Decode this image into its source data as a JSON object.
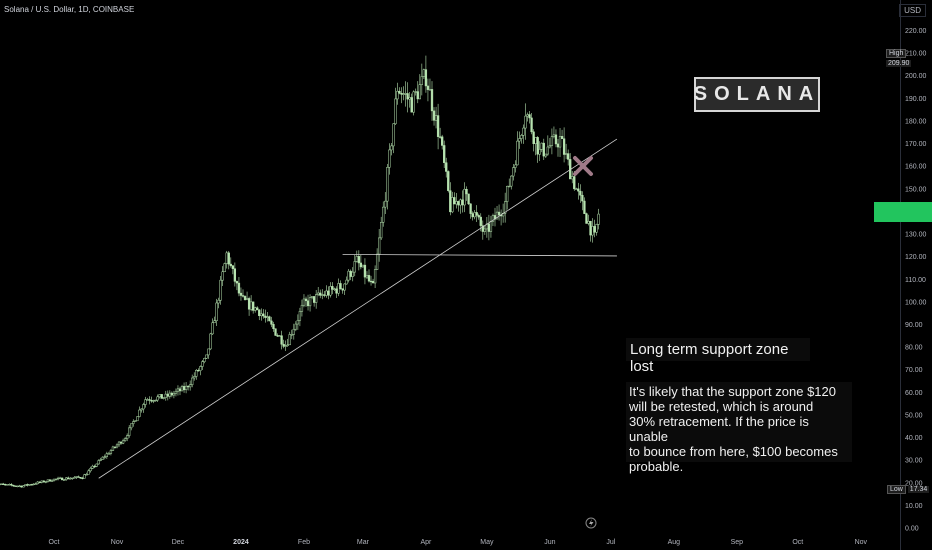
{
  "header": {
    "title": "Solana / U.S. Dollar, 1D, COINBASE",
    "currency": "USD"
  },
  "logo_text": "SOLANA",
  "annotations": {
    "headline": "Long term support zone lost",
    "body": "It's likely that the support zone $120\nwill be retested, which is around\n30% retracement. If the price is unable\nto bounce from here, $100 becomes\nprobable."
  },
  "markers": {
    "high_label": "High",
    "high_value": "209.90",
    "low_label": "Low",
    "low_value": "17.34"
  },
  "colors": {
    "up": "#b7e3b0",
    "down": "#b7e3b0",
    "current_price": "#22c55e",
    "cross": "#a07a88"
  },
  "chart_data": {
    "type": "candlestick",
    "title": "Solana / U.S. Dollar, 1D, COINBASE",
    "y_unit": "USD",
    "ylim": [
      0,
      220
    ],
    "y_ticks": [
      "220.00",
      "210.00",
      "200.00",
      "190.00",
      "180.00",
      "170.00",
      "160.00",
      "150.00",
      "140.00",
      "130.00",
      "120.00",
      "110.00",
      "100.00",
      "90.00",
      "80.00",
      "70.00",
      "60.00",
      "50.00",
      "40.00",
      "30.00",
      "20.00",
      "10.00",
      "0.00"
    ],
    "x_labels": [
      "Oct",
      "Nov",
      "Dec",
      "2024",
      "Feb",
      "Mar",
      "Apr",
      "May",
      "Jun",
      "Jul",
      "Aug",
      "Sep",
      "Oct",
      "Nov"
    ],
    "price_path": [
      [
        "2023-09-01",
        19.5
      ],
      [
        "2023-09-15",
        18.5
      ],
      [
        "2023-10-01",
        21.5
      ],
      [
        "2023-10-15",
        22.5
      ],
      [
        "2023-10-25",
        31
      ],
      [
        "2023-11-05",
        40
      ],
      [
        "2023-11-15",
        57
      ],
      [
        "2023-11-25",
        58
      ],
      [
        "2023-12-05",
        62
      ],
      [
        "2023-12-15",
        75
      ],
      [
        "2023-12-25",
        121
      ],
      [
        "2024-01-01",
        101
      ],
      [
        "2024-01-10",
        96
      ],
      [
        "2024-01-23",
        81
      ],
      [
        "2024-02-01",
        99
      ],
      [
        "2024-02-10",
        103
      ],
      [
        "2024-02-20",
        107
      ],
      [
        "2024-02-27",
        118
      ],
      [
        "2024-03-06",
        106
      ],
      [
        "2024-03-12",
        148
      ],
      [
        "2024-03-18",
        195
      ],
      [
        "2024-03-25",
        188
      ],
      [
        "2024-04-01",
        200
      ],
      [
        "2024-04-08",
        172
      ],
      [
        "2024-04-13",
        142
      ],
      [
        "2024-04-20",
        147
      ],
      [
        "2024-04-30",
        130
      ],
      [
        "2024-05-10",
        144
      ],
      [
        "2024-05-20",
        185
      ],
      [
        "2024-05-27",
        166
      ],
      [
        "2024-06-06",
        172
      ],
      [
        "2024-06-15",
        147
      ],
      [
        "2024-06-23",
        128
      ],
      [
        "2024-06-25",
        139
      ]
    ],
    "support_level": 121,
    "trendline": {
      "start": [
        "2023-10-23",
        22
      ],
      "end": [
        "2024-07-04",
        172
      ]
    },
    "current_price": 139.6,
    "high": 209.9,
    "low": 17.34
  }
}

● Directions for this task: Write every entry out again exactly, dropping the pictures.

● Response to the exercise:
Decode this image into its source data as a JSON object.
{
  "header": {
    "title": "Solana / U.S. Dollar, 1D, COINBASE",
    "currency": "USD"
  },
  "logo_text": "SOLANA",
  "annotations": {
    "headline": "Long term support zone lost",
    "body": "It's likely that the support zone $120\nwill be retested, which is around\n30% retracement. If the price is unable\nto bounce from here, $100 becomes\nprobable."
  },
  "markers": {
    "high_label": "High",
    "high_value": "209.90",
    "low_label": "Low",
    "low_value": "17.34"
  },
  "colors": {
    "up": "#b7e3b0",
    "down": "#b7e3b0",
    "current_price": "#22c55e",
    "cross": "#a07a88"
  },
  "chart_data": {
    "type": "candlestick",
    "title": "Solana / U.S. Dollar, 1D, COINBASE",
    "y_unit": "USD",
    "ylim": [
      0,
      220
    ],
    "y_ticks": [
      "220.00",
      "210.00",
      "200.00",
      "190.00",
      "180.00",
      "170.00",
      "160.00",
      "150.00",
      "140.00",
      "130.00",
      "120.00",
      "110.00",
      "100.00",
      "90.00",
      "80.00",
      "70.00",
      "60.00",
      "50.00",
      "40.00",
      "30.00",
      "20.00",
      "10.00",
      "0.00"
    ],
    "x_labels": [
      "Oct",
      "Nov",
      "Dec",
      "2024",
      "Feb",
      "Mar",
      "Apr",
      "May",
      "Jun",
      "Jul",
      "Aug",
      "Sep",
      "Oct",
      "Nov"
    ],
    "price_path": [
      [
        "2023-09-01",
        19.5
      ],
      [
        "2023-09-15",
        18.5
      ],
      [
        "2023-10-01",
        21.5
      ],
      [
        "2023-10-15",
        22.5
      ],
      [
        "2023-10-25",
        31
      ],
      [
        "2023-11-05",
        40
      ],
      [
        "2023-11-15",
        57
      ],
      [
        "2023-11-25",
        58
      ],
      [
        "2023-12-05",
        62
      ],
      [
        "2023-12-15",
        75
      ],
      [
        "2023-12-25",
        121
      ],
      [
        "2024-01-01",
        101
      ],
      [
        "2024-01-10",
        96
      ],
      [
        "2024-01-23",
        81
      ],
      [
        "2024-02-01",
        99
      ],
      [
        "2024-02-10",
        103
      ],
      [
        "2024-02-20",
        107
      ],
      [
        "2024-02-27",
        118
      ],
      [
        "2024-03-06",
        106
      ],
      [
        "2024-03-12",
        148
      ],
      [
        "2024-03-18",
        195
      ],
      [
        "2024-03-25",
        188
      ],
      [
        "2024-04-01",
        200
      ],
      [
        "2024-04-08",
        172
      ],
      [
        "2024-04-13",
        142
      ],
      [
        "2024-04-20",
        147
      ],
      [
        "2024-04-30",
        130
      ],
      [
        "2024-05-10",
        144
      ],
      [
        "2024-05-20",
        185
      ],
      [
        "2024-05-27",
        166
      ],
      [
        "2024-06-06",
        172
      ],
      [
        "2024-06-15",
        147
      ],
      [
        "2024-06-23",
        128
      ],
      [
        "2024-06-25",
        139
      ]
    ],
    "support_level": 121,
    "trendline": {
      "start": [
        "2023-10-23",
        22
      ],
      "end": [
        "2024-07-04",
        172
      ]
    },
    "current_price": 139.6,
    "high": 209.9,
    "low": 17.34
  }
}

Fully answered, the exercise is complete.